> Given request 1
In the excerpt on due diligence for property purchases, what does the sunset clause specify?
> Given request 2
Write the next part of the excerpt on due diligence for new builds.

> Page excerpt

Download the Pre Approved Checklist
The Danger of the “Solicitor’s Approval Clause”
Occasionally, a developer or seller might try to pressure you into using a “Solicitor’s Approval Clause” instead of a full due diligence clause. Be very wary of this. While it sounds similar, it is far more restrictive and offers much less protection.
A Solicitor’s Approval Clause only allows your lawyer to object to the contract on narrow, technical, or legal grounds related to the conveyancing process. Your lawyer can’t cancel the agreement simply because you changed your mind or because the rental appraisal came in lower than expected. They must find a genuine legal fault with the contract itself and be able to justify their objection.
This puts you in a much weaker position. A comprehensive due diligence clause, on the other hand, gives you the ultimate power to decide. Always insist on it.
Why Due Diligence is Even More Critical for New Builds
While due diligence is important for any property purchase, it takes on a whole new level of significance when buying a new build, especially off-the-plans.
- You’reBuying a Promise
When you buy an existing house, what you see is what you get. You can walk through it, touch the walls, and inspect its condition. When you buy off-plan, you are buying a promise, a set of drawings and a list of specifications. The due diligence period is your chance to scrutinize that promise. You can check the developer’s track record, review the building consent, and ensure the contract is robust enough to hold them accountable for delivering what they said they would.
- Timelines Can Change
Building a house is a complex process, and delays can happen. The due diligence period allows your lawyer to review the “sunset clause” in the contract. This clause specifies the latest date by which the developer must complete the build. Your lawyer can ensure this date is reasonable and that your rights are protected if the project is significantly delayed.

> Given entries
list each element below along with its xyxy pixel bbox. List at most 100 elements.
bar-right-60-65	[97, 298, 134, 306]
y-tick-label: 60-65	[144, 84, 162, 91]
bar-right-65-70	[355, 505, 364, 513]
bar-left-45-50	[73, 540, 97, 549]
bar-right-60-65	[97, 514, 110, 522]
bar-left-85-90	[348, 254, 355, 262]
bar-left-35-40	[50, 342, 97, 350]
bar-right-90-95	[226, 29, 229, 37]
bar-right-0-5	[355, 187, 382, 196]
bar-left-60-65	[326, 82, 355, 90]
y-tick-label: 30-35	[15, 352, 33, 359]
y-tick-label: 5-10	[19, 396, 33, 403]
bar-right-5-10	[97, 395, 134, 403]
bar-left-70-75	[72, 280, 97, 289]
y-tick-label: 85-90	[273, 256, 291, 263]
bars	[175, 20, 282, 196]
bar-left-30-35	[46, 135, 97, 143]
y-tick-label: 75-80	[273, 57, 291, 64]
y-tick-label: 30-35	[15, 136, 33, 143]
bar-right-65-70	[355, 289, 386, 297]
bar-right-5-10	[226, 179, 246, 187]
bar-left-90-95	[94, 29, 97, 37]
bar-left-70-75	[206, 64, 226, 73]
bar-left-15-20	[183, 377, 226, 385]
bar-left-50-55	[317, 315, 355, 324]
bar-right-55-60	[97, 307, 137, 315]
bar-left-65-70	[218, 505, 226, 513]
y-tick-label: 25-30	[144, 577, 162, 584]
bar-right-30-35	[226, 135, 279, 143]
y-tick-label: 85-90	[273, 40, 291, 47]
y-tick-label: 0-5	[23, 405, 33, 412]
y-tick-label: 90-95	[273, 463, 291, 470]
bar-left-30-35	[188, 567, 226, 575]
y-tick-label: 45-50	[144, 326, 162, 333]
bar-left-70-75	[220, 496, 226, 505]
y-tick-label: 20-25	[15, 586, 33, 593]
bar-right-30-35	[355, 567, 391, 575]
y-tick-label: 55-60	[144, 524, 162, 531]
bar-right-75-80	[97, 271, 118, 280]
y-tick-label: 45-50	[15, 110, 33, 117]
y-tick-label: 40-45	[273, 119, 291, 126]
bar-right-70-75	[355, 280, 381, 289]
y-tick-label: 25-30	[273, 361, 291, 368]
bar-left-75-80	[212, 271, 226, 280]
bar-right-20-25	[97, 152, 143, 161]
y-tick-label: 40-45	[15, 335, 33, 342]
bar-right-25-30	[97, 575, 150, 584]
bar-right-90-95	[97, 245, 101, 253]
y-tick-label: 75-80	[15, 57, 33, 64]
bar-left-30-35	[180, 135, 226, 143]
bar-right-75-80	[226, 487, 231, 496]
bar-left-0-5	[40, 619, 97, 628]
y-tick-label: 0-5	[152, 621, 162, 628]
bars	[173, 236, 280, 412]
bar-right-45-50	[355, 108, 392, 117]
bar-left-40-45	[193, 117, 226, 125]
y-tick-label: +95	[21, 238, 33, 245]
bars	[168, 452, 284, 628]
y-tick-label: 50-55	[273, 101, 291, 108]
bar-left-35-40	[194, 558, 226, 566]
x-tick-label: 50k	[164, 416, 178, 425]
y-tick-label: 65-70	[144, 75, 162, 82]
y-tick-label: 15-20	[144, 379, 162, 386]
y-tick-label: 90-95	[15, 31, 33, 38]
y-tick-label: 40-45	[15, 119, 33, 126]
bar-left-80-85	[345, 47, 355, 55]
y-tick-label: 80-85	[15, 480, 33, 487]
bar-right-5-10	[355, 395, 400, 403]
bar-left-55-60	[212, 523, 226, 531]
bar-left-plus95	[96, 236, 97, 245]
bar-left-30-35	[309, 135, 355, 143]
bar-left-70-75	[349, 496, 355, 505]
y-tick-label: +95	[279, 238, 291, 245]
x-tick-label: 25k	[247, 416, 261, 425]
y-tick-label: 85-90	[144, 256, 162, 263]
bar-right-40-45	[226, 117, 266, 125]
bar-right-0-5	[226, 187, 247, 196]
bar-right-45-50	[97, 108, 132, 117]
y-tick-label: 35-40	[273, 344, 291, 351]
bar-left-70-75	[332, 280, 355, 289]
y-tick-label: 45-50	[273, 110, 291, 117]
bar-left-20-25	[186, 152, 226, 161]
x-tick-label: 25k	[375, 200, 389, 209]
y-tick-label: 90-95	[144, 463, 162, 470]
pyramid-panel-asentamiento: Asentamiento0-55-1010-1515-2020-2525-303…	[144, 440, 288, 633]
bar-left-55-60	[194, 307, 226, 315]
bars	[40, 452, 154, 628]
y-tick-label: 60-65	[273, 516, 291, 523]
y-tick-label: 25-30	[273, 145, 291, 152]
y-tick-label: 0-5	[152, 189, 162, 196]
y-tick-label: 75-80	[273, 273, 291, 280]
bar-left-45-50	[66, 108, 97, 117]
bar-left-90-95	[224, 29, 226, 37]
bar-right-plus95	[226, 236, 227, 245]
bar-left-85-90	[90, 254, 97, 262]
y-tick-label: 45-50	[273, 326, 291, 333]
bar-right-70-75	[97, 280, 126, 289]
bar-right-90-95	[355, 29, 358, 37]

> Result 1
The latest date by which the developer must complete the build.

> Result 2
- Protecting Your Deposit
With a new build, your deposit is often held in a solicitor’s trust account for a long time. Your lawyer will use the due diligence period to check that these funds are secure and that the contract clearly outlines the conditions under which your deposit would be returned if the project doesn’t proceed.
Your Due Diligence Checklist
To make the most of your due diligence period, it’s best to have a plan. Work with your team of experts, your mortgage adviser, solicitor, and property investment specialist, to create a checklist.
Here’s a sample to get you started:
- Send the agreement to your solicitor for a full review.
- Send the agreement to your mortgage adviser to obtain conditional finance approval.
- Order a registered valuation (if required by the bank).
- Get an independent rental appraisal.
- Review the building plans, specifications, and chattels list in detail.
- Research the developer’s history and previous projects.
- Check the local council files for any potential issues.
- Confirm the sunset date and other key contract clauses with your solicitor.
- Final check: Do you feel 100% confident and comfortable proceeding?
Purchasing an investment property should be an empowering step towards financial freedom, not a source of stress. A comprehensive due diligence clause makes this possible, putting you in the driver’s seat with the information needed for a confident decision. Never sign a property agreement without one.
At New Build Investor and Equiti, we help investors secure their financial future with confidence. That’s why all our property contracts come with a comprehensive due diligence clause, ensuring your best interests are protected from the very start. Ready to invest with peace of mind? Contact us today.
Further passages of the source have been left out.